━━━ INPUT ━━━
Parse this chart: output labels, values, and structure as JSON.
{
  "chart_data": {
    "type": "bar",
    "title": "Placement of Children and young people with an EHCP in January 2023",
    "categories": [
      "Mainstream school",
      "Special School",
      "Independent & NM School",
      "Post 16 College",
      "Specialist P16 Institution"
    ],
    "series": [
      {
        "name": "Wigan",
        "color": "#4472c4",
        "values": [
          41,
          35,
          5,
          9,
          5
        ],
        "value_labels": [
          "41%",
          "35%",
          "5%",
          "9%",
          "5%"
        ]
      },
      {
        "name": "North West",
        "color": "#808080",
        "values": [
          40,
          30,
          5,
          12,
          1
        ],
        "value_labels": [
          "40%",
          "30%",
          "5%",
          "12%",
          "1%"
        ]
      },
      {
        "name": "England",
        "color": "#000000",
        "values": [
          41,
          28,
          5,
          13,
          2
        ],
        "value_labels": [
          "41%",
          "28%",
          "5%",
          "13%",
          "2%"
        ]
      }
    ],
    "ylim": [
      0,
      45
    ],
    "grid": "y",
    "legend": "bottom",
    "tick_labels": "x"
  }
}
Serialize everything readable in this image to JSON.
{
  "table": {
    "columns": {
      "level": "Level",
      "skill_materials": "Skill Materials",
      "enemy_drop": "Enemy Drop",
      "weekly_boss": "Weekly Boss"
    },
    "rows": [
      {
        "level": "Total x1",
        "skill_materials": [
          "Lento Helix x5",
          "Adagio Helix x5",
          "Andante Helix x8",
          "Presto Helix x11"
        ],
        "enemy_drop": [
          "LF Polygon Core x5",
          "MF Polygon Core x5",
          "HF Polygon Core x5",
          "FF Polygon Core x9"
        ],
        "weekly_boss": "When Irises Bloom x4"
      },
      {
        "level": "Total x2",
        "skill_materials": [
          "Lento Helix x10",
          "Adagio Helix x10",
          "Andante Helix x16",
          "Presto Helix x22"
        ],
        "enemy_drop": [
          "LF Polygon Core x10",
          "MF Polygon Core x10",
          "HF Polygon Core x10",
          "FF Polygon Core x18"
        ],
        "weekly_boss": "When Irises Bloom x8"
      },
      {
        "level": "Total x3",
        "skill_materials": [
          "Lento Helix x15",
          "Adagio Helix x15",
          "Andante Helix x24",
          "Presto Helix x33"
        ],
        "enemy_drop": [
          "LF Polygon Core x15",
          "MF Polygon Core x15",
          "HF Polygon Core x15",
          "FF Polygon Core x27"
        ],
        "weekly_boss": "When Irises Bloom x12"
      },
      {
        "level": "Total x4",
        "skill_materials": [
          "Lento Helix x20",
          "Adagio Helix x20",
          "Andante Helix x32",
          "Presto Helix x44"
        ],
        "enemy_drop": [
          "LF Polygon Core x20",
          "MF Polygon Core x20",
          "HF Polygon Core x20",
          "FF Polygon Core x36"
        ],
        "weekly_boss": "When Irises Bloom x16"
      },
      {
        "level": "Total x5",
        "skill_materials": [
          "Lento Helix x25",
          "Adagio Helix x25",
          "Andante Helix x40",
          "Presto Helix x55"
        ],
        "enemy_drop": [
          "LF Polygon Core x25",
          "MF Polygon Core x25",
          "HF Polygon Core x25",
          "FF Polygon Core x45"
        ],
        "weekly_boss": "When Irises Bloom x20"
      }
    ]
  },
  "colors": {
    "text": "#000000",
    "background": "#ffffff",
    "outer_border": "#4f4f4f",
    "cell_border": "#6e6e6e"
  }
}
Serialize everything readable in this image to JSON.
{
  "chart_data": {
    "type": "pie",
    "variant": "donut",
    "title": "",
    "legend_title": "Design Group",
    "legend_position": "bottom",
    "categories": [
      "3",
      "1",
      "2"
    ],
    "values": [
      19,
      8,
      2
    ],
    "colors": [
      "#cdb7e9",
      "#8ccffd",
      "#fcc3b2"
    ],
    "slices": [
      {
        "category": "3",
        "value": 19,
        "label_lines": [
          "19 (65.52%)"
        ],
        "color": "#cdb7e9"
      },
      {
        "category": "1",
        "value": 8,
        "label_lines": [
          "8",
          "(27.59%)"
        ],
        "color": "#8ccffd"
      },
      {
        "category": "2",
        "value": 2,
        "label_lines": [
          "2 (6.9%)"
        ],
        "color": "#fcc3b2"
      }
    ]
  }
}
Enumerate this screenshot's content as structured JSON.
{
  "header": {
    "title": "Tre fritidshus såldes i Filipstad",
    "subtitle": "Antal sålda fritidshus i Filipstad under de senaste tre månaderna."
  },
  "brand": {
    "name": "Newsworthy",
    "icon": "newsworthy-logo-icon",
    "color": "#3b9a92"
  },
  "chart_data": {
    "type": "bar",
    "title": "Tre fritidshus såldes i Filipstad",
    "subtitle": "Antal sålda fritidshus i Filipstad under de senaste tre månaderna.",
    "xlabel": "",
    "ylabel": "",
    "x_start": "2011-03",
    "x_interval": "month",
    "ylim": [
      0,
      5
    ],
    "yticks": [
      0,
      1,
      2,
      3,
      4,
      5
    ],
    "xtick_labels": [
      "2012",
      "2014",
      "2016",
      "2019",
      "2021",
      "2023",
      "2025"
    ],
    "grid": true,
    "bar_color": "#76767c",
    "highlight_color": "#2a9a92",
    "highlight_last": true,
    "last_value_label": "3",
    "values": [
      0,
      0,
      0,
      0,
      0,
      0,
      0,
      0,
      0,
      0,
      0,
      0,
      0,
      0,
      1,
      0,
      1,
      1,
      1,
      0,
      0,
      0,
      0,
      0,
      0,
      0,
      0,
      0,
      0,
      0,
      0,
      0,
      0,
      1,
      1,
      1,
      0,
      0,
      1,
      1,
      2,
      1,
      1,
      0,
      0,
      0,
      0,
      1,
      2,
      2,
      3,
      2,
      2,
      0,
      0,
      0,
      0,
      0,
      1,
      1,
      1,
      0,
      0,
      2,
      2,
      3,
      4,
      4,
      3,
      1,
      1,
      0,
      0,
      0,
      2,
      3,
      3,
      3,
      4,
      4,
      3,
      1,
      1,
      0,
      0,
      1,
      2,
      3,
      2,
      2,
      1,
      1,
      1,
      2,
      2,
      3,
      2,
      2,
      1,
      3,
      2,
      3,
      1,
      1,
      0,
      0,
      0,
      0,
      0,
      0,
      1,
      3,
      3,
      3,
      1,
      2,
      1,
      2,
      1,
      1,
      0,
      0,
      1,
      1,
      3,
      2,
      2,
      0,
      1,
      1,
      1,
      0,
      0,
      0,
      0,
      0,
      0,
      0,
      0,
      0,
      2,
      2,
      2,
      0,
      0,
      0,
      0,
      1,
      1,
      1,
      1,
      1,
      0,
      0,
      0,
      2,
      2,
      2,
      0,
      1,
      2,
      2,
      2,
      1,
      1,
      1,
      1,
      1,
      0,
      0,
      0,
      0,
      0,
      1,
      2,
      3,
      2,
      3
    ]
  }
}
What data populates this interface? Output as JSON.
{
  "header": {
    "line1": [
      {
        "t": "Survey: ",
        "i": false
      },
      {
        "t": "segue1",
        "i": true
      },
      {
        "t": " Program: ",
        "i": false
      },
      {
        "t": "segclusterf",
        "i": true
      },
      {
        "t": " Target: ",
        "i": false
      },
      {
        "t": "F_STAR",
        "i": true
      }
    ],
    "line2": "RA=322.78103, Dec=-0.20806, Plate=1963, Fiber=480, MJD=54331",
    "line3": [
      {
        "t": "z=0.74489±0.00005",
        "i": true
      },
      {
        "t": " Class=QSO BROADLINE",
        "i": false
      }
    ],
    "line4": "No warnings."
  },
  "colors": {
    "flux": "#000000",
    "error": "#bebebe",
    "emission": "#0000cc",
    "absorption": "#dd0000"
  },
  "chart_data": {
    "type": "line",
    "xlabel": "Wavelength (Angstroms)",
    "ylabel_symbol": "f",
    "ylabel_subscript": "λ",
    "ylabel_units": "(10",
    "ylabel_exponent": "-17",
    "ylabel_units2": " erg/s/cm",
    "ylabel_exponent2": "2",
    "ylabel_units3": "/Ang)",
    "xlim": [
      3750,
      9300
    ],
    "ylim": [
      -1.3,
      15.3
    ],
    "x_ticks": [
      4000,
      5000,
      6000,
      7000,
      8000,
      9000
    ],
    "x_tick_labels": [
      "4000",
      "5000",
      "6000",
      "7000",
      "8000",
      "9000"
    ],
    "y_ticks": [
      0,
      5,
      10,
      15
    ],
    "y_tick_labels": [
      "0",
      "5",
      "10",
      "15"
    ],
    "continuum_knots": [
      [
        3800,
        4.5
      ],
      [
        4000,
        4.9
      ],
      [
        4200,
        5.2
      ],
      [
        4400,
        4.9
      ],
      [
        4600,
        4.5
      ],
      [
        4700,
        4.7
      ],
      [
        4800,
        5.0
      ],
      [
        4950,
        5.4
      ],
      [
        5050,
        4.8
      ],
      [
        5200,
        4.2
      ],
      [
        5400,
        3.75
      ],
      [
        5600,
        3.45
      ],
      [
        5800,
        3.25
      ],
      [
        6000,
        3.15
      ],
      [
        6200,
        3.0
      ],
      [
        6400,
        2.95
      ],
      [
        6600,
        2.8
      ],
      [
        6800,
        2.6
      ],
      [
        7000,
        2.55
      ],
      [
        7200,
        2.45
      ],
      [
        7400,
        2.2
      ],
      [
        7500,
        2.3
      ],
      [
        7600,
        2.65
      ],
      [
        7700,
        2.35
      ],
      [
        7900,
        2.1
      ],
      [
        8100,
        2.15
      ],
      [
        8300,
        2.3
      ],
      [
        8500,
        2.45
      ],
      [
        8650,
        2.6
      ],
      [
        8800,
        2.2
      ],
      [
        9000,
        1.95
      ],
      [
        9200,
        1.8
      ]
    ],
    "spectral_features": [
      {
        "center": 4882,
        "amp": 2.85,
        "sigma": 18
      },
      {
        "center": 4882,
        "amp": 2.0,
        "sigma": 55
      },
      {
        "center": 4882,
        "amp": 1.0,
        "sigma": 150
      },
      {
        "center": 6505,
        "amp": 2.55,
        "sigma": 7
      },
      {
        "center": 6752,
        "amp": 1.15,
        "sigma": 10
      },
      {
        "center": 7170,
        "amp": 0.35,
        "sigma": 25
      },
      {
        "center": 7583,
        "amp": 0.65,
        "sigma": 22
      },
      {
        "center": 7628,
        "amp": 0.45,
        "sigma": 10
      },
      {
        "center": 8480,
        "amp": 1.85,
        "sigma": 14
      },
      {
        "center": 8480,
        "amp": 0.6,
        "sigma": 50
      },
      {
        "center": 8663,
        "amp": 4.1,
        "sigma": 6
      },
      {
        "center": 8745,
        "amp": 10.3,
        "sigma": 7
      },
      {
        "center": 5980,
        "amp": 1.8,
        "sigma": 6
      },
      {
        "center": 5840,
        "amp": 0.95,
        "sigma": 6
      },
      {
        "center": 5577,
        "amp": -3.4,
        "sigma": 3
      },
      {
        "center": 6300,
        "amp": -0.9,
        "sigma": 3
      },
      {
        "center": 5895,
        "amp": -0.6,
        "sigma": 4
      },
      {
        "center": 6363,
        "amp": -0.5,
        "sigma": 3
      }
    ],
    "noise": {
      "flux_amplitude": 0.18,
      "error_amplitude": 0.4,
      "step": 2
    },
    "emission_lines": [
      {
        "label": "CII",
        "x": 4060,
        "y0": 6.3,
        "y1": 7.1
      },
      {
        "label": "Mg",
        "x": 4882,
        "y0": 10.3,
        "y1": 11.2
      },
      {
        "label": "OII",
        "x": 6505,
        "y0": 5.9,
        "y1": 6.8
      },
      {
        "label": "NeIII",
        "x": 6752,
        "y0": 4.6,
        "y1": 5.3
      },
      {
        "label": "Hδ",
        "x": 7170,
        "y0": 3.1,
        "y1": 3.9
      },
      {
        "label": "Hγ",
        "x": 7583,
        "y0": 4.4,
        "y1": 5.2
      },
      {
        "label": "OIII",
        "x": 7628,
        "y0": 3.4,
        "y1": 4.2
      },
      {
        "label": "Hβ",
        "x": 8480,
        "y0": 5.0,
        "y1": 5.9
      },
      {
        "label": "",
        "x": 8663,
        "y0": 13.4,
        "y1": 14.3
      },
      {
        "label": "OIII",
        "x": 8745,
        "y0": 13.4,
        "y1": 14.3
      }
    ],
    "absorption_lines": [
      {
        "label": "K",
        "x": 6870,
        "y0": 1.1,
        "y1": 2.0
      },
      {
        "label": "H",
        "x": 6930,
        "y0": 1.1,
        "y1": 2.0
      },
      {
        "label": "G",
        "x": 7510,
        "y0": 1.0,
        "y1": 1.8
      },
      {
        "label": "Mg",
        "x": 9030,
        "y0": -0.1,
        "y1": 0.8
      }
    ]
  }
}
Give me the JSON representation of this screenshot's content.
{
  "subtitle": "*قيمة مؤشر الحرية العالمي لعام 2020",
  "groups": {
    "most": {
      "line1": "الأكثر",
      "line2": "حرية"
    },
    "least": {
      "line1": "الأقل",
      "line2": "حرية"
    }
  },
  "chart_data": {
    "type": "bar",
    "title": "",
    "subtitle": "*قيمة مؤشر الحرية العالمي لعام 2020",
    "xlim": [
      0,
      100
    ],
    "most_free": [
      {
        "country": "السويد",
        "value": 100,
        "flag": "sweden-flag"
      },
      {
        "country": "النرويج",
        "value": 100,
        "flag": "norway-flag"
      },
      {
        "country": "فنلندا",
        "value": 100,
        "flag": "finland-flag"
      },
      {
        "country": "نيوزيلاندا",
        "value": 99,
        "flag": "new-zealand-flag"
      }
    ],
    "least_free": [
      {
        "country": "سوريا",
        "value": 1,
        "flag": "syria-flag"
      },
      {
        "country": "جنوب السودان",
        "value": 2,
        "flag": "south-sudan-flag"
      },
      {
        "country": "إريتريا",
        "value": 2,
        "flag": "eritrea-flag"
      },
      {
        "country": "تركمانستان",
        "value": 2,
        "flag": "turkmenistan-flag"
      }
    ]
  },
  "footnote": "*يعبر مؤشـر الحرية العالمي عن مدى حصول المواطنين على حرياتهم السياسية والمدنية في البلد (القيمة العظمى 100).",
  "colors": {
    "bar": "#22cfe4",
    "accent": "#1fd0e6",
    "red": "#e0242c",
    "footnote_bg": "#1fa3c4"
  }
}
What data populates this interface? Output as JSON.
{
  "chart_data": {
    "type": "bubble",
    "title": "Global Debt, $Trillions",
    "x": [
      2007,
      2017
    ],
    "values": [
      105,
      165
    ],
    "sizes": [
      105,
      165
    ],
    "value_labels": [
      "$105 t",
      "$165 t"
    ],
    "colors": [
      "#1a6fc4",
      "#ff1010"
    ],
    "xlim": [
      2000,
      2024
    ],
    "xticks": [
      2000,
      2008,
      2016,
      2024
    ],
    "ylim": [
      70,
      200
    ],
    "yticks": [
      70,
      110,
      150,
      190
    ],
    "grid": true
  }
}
━━━
EXERCISE PROMPT:
Look through the data and show every line containing "månaderna".

TASK RESULT:
    "subtitle": "Antal sålda fritidshus i Filipstad under de senaste tre månaderna."
    "subtitle": "Antal sålda fritidshus i Filipstad under de senaste tre månaderna.",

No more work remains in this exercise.